Problem - Count lines, not occurrences: report how many lines in the records hold the string "electric", and nothing else.

Excerpted records -

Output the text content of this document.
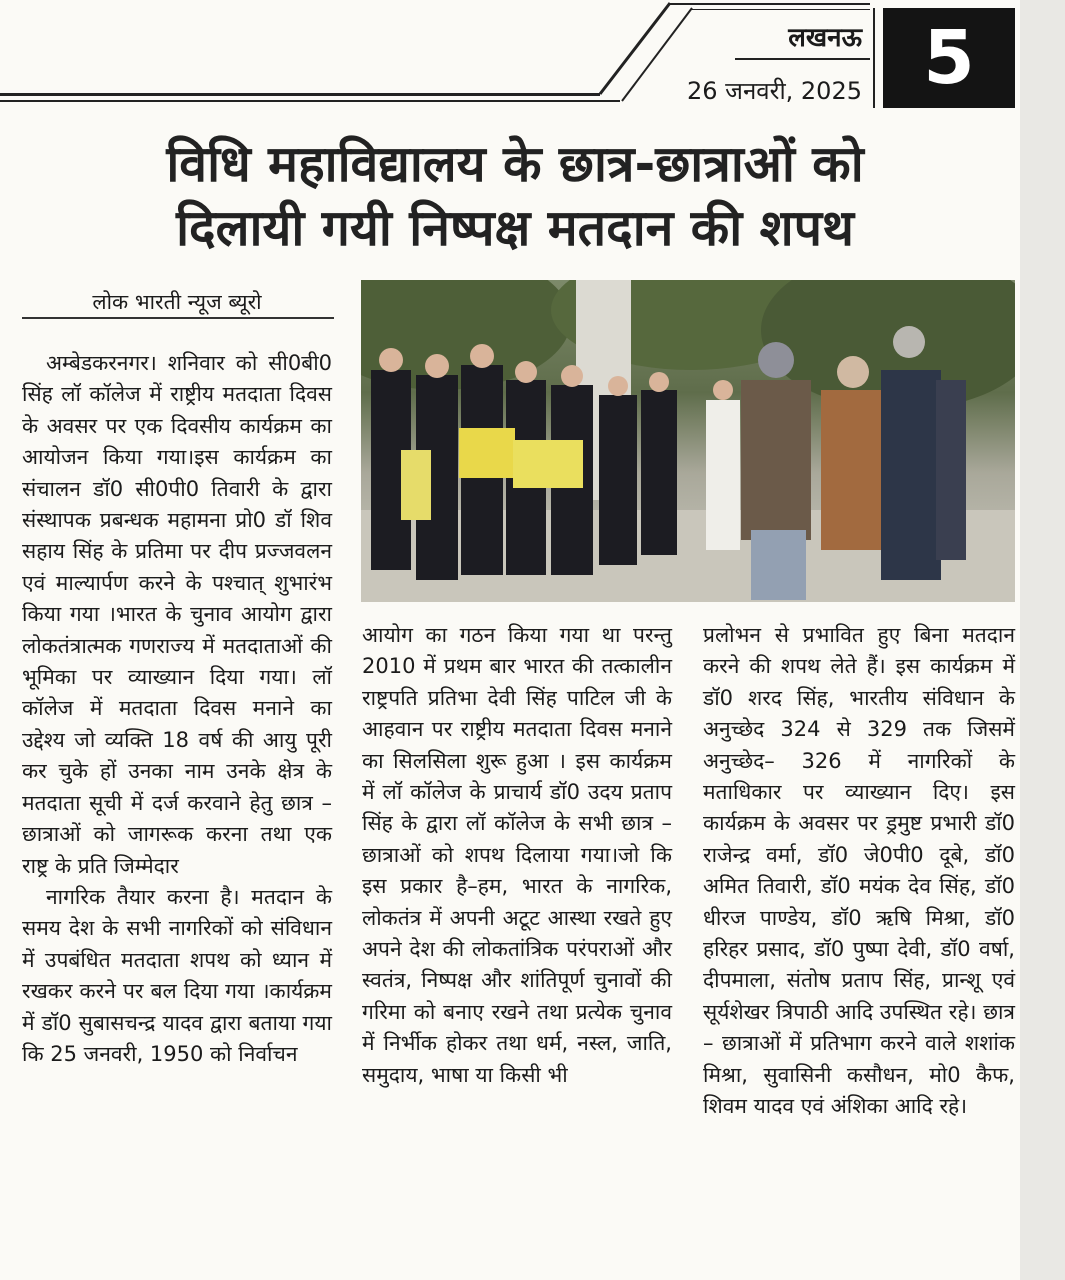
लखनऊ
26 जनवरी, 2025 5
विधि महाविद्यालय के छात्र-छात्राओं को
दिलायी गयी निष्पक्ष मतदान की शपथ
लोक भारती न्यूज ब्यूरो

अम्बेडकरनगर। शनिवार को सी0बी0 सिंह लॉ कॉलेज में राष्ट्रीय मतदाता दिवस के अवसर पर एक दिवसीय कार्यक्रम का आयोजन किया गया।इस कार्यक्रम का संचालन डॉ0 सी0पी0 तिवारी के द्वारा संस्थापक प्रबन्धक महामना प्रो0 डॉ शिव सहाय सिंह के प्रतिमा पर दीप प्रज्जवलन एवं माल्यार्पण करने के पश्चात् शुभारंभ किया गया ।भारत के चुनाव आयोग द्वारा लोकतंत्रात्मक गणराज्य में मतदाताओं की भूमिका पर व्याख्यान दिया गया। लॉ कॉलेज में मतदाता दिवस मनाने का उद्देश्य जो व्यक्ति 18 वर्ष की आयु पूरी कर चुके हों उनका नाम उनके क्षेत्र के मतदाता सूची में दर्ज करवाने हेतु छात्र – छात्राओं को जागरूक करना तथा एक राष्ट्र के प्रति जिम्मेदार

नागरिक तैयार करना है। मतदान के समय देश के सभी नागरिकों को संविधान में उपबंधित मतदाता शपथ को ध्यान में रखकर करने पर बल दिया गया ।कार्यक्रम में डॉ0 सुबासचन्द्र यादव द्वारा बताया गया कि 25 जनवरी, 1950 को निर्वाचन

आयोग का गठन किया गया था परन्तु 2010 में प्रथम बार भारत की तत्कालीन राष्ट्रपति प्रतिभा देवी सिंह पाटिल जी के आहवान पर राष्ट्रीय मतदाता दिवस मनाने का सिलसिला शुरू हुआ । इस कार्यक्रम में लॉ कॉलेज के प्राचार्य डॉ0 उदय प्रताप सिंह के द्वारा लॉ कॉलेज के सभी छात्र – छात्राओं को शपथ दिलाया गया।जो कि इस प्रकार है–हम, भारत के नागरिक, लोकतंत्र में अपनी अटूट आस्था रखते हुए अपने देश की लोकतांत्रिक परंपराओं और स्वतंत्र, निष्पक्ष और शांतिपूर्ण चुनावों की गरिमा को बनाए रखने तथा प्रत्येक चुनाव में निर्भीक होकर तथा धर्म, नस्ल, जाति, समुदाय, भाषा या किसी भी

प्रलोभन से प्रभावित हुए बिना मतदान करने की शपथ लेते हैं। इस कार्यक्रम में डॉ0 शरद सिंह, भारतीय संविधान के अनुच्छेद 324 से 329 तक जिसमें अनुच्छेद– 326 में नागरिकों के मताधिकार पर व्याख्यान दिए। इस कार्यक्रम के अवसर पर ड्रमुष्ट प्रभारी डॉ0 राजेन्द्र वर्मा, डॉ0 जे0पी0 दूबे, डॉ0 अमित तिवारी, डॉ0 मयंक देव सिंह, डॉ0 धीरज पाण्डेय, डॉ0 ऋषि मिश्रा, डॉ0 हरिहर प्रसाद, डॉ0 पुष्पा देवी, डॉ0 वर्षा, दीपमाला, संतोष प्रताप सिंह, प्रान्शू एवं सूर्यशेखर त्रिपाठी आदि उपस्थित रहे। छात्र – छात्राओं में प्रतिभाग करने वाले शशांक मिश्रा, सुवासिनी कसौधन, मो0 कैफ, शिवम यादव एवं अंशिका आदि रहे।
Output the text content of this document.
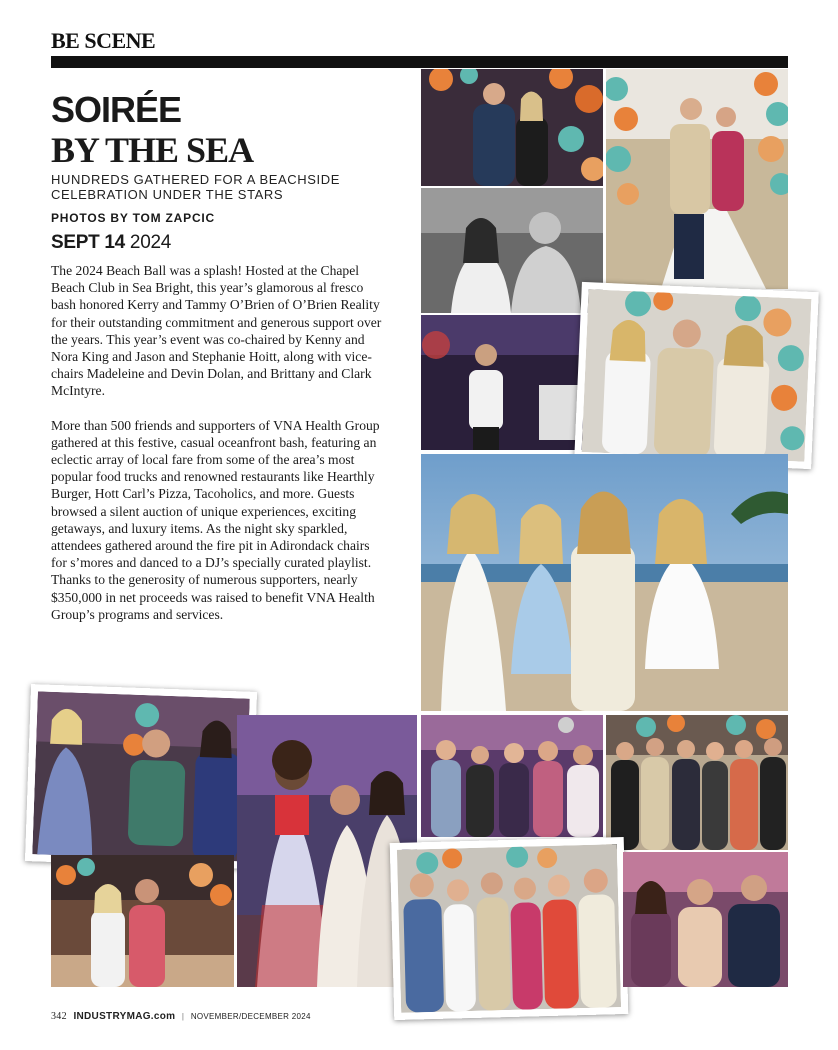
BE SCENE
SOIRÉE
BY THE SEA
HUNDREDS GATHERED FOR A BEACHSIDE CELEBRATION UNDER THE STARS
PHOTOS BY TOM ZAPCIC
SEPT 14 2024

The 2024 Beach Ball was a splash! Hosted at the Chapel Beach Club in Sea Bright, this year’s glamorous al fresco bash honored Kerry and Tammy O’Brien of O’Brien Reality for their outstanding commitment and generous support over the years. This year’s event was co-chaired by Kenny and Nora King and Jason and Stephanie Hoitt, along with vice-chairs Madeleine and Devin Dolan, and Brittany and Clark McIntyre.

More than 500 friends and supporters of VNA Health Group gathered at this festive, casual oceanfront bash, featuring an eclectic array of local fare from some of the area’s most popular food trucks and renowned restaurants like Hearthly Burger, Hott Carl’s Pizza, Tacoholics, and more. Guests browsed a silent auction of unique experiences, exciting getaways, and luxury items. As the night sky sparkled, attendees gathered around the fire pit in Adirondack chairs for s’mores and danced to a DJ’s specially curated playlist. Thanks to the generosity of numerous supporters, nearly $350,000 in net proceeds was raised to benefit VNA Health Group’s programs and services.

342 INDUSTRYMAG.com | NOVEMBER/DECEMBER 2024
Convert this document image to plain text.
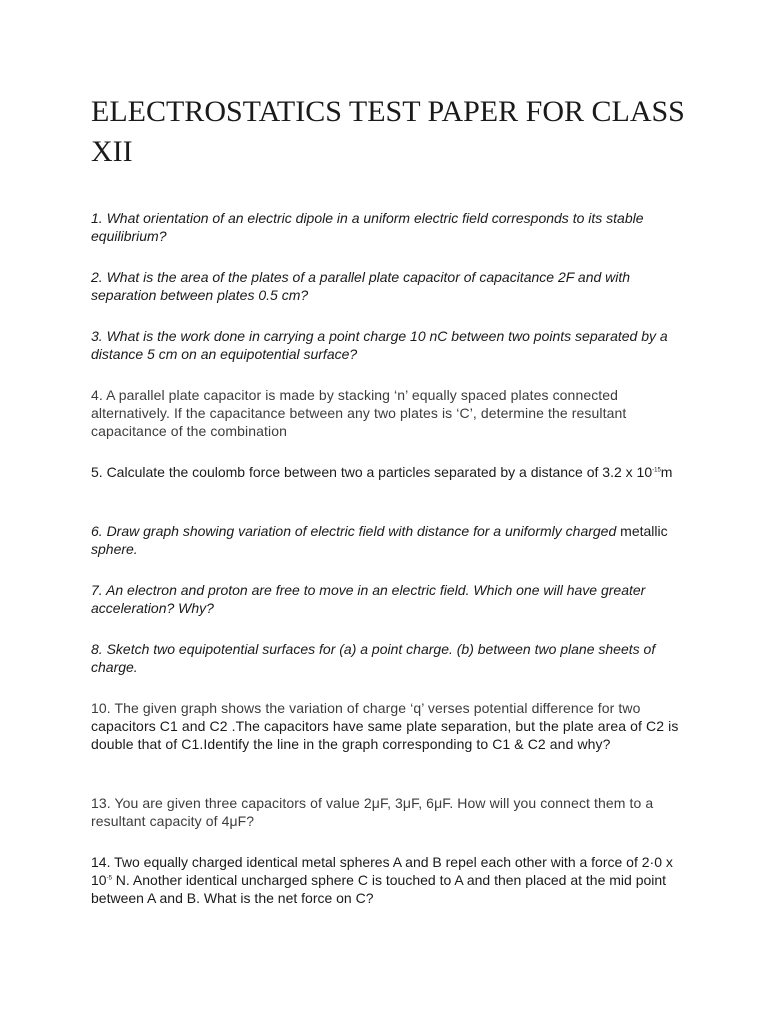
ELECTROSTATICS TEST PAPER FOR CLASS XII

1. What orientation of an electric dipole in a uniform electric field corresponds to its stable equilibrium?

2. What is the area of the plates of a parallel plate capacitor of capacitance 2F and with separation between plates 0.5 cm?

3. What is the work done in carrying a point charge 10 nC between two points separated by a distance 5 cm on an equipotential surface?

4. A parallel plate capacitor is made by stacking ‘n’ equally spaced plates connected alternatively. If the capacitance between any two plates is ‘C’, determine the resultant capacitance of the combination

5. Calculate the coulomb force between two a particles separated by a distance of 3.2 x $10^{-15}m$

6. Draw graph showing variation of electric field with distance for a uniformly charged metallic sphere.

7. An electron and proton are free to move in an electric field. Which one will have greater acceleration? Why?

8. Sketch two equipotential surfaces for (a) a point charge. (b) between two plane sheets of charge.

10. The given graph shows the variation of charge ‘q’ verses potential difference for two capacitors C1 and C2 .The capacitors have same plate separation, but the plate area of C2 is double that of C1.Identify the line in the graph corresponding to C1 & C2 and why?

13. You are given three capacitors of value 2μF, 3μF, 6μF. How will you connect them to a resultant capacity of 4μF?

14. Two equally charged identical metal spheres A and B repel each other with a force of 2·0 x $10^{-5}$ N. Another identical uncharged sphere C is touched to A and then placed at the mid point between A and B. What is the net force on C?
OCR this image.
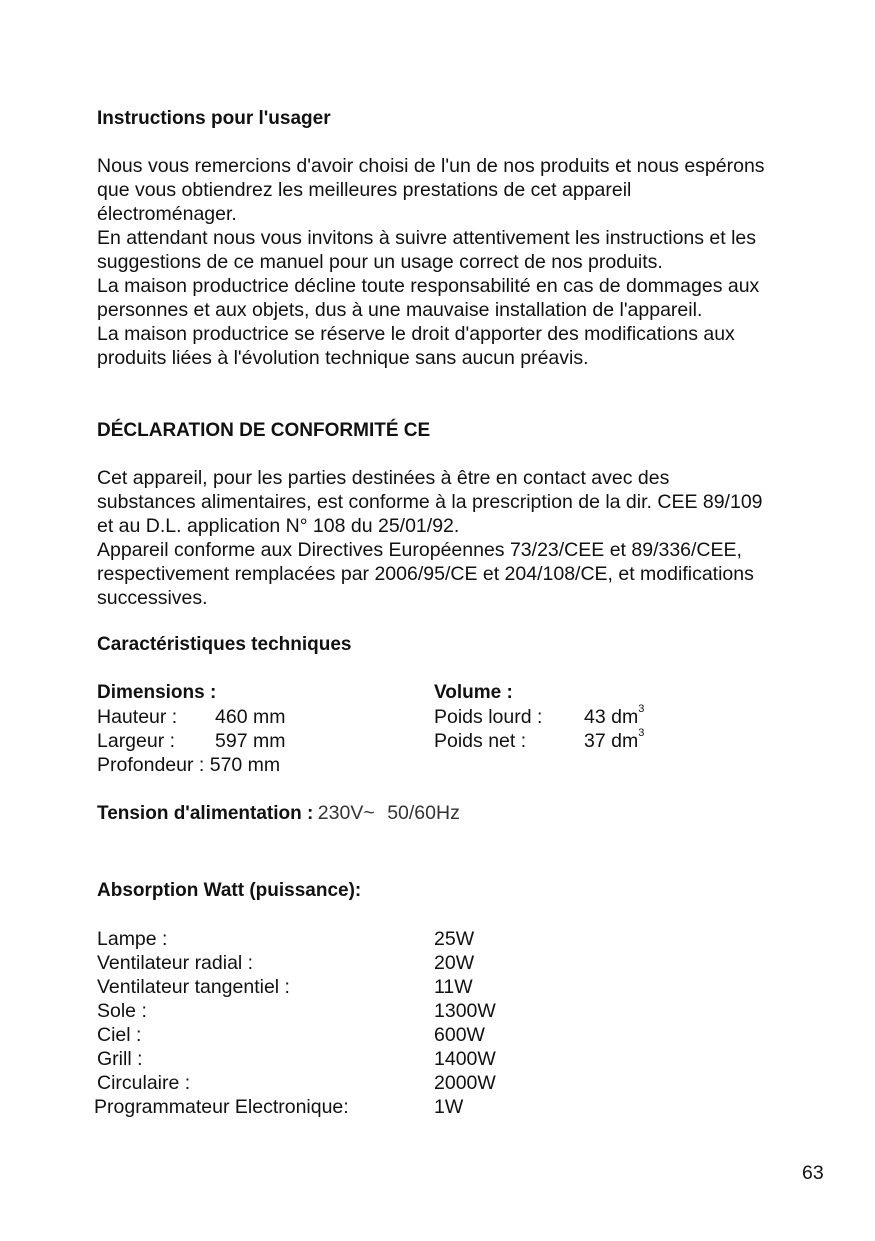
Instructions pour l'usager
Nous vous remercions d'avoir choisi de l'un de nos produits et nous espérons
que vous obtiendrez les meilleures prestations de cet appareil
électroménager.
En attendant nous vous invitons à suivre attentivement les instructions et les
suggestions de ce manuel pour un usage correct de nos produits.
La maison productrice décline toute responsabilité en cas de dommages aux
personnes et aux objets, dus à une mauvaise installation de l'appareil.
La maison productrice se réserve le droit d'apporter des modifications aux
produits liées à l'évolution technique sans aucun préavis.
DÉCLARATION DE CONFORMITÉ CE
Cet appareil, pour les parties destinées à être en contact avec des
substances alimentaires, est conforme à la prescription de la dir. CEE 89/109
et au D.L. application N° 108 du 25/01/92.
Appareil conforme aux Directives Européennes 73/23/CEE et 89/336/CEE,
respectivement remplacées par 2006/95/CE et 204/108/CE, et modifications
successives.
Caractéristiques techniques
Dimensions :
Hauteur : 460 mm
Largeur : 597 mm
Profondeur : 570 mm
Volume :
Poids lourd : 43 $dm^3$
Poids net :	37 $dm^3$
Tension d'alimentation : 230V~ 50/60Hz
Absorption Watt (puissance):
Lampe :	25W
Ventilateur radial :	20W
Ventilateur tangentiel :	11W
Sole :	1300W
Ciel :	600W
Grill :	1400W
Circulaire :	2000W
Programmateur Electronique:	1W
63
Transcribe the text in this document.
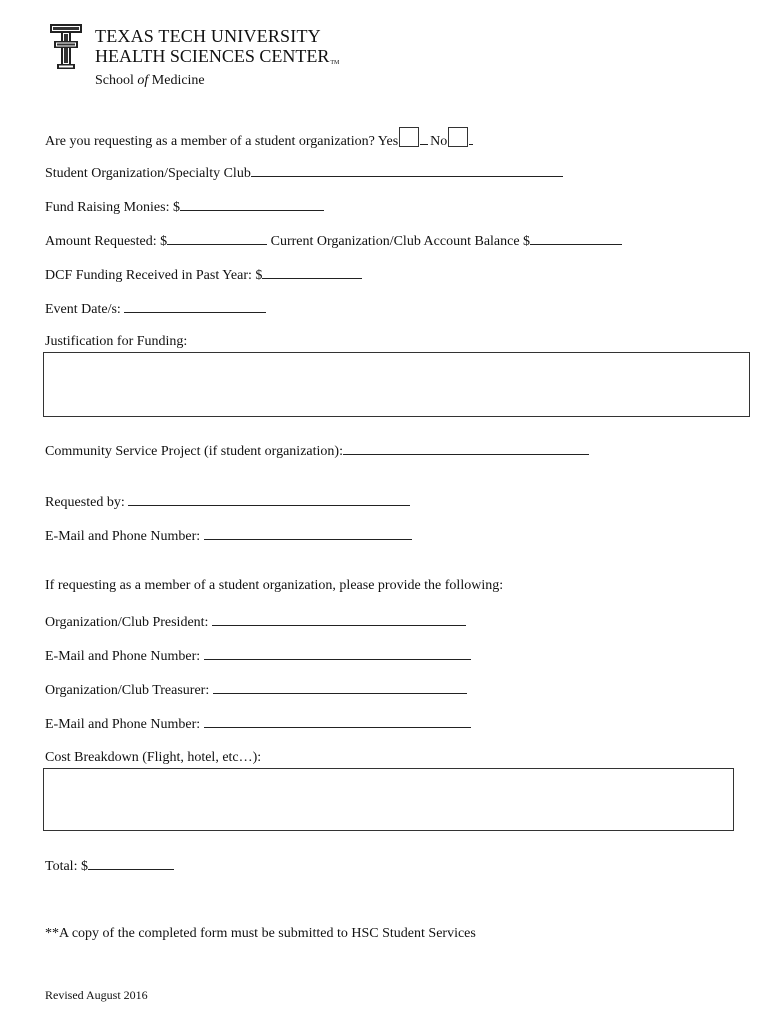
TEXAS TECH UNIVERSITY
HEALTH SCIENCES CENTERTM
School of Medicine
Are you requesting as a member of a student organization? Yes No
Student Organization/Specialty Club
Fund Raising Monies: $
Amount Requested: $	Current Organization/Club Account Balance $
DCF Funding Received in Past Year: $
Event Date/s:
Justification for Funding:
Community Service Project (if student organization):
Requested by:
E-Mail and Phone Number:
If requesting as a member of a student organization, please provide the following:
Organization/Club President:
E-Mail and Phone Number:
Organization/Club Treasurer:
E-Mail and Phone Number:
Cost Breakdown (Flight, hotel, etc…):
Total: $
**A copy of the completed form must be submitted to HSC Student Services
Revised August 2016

The reply - 3